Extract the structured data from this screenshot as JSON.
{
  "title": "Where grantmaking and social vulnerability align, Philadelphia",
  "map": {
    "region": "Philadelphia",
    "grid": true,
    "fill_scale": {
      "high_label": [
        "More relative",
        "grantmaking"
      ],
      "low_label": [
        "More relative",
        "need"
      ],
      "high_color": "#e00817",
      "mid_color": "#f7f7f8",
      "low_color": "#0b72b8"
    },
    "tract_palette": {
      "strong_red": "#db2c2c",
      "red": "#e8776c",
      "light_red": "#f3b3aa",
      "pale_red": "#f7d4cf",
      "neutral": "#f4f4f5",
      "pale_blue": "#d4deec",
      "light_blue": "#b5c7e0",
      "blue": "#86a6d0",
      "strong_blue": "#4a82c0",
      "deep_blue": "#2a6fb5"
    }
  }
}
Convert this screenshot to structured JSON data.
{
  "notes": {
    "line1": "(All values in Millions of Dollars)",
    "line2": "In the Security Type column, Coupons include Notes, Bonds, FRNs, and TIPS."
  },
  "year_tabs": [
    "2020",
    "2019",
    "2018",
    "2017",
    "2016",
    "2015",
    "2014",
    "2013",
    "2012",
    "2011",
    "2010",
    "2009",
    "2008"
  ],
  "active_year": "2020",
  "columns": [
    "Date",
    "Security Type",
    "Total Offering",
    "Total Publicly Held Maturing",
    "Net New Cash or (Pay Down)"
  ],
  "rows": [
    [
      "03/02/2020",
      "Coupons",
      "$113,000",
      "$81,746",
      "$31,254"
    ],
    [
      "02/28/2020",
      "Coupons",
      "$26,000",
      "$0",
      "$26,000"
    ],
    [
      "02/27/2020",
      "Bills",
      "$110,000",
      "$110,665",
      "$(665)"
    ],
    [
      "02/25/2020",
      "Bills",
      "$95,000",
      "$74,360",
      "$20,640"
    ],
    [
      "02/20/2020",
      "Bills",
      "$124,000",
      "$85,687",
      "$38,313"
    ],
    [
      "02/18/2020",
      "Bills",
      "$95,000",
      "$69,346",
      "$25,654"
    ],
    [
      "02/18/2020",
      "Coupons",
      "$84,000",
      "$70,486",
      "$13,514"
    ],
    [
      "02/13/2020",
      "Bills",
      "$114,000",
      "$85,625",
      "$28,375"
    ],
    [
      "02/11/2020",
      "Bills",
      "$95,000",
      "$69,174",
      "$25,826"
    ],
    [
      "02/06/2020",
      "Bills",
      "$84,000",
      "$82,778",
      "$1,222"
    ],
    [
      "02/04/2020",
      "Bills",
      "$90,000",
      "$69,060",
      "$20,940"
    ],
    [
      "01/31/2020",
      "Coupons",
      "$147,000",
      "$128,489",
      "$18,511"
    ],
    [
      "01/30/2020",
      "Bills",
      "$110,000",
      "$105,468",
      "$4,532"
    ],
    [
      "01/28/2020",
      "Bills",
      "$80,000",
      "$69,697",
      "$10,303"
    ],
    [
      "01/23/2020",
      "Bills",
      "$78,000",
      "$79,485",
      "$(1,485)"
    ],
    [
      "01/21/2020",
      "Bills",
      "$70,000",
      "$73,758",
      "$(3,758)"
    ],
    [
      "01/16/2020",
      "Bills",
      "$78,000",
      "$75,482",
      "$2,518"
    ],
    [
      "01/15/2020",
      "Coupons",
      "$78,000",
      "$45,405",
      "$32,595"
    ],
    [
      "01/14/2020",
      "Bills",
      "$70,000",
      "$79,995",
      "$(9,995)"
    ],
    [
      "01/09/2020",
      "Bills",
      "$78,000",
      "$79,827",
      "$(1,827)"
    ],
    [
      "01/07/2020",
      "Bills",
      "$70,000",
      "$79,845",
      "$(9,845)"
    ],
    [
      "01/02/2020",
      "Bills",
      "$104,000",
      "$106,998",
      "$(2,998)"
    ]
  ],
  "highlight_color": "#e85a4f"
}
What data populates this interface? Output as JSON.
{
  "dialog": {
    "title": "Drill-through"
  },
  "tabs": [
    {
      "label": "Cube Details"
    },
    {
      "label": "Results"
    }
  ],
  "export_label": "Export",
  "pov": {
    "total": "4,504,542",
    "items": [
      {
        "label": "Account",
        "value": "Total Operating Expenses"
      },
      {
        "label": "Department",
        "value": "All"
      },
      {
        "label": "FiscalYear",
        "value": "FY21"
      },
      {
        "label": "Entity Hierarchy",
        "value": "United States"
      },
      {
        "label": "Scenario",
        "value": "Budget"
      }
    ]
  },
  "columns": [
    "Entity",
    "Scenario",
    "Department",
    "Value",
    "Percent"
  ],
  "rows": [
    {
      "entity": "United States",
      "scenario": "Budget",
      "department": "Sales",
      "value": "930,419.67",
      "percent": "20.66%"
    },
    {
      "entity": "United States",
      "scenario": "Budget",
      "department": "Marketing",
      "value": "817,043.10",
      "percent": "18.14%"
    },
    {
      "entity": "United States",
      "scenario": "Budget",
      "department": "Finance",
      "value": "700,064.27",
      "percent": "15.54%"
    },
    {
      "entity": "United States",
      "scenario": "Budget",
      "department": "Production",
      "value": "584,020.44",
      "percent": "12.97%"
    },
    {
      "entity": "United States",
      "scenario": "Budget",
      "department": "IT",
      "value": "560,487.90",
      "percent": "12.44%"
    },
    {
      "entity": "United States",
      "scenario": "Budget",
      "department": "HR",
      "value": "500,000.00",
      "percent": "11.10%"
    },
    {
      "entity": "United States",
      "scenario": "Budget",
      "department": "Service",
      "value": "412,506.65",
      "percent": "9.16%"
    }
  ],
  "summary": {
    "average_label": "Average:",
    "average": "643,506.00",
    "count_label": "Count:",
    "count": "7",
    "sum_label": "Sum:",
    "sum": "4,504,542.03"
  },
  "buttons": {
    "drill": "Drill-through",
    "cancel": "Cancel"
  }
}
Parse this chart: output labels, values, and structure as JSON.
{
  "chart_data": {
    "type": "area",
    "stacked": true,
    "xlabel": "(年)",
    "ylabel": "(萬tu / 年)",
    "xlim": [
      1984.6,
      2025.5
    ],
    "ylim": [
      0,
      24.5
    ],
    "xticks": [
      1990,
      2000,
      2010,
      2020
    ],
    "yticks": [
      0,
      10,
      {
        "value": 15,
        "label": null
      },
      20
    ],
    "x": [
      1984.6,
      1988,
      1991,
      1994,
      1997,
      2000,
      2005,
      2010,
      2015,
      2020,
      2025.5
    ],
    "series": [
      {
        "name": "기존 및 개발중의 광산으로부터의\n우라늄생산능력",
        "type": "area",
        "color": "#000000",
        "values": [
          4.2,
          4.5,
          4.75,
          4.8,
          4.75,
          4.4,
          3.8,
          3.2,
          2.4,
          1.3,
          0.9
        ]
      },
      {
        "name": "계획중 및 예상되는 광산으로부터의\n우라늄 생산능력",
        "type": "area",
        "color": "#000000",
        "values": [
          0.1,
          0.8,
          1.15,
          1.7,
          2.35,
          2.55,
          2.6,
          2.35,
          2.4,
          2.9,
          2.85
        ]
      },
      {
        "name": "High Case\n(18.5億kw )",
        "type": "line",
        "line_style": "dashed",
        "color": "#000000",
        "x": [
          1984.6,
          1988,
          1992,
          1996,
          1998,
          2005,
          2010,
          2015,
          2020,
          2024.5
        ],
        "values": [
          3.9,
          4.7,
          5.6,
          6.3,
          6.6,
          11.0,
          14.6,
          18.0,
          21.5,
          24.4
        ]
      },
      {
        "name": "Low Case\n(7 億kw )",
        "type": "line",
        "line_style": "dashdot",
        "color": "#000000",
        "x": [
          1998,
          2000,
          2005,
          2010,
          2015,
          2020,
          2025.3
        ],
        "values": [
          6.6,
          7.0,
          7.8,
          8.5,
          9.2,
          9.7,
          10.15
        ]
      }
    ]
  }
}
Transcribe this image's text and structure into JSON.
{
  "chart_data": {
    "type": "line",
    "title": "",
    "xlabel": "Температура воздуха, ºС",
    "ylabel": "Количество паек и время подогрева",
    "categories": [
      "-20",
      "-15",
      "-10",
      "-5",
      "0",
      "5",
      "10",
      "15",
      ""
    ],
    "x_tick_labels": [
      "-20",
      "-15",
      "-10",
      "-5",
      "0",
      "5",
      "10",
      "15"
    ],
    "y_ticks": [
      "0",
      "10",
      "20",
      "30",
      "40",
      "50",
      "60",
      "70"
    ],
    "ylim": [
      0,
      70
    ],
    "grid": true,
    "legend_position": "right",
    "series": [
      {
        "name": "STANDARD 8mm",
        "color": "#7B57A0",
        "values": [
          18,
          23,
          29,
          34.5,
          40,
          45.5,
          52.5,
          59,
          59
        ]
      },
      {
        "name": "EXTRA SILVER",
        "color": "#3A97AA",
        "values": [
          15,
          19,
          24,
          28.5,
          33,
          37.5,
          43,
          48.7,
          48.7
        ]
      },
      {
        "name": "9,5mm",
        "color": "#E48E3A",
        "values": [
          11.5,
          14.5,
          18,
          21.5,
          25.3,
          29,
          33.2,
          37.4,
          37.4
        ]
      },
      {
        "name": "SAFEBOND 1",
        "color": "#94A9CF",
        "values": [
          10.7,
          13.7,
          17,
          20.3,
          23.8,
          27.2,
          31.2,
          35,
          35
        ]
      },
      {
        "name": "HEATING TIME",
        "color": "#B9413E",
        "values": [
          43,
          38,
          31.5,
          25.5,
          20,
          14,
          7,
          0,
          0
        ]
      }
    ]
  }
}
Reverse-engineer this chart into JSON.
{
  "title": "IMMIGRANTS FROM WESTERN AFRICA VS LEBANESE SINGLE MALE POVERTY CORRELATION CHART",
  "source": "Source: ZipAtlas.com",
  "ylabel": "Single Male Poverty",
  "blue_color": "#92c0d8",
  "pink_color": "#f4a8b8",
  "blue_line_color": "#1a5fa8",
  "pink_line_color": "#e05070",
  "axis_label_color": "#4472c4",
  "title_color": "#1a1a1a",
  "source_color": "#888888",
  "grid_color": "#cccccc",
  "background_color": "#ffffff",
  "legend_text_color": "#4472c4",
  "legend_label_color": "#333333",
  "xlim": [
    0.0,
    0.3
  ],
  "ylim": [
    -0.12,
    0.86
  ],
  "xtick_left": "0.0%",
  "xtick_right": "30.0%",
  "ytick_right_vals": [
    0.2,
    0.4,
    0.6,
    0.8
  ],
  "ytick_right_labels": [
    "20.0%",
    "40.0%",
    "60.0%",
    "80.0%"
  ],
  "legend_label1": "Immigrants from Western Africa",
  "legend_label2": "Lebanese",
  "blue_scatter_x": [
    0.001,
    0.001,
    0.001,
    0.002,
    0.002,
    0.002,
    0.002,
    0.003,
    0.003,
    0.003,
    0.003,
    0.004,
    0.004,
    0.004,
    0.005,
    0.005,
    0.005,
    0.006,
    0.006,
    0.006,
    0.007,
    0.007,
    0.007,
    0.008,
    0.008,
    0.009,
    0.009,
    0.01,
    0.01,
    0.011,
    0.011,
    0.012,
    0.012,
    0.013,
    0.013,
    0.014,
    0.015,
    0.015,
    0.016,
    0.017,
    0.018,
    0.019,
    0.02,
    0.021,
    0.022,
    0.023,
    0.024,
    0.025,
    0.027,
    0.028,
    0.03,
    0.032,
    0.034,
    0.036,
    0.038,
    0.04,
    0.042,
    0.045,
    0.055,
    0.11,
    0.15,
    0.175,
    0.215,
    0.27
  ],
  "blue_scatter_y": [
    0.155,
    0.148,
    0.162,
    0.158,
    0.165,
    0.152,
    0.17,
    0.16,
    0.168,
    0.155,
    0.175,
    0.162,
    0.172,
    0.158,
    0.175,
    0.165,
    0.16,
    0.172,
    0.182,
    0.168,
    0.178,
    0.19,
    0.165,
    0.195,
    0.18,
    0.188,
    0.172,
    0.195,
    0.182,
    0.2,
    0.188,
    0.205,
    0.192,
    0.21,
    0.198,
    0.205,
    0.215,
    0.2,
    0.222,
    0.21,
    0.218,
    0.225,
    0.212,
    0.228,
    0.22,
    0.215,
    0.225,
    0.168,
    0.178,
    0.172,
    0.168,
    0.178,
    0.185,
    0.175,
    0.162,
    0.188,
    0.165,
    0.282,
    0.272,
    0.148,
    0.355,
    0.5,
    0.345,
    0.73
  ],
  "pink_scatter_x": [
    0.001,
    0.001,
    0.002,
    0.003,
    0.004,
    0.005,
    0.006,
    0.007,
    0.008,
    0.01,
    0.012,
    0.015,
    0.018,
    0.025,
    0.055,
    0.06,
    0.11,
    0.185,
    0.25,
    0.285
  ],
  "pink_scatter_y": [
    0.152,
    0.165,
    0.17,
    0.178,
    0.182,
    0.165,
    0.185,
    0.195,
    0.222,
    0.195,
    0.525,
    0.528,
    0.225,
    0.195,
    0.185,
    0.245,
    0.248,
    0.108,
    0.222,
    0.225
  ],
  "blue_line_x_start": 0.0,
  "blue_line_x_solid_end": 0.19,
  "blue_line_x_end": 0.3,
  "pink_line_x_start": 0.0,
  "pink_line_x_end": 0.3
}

§ Written exercise: Find and copy each line above that includes the string "Security".

§ Solution:
    "line2": "In the Security Type column, Coupons include Notes, Bonds, FRNs, and TIPS."
    "Security Type",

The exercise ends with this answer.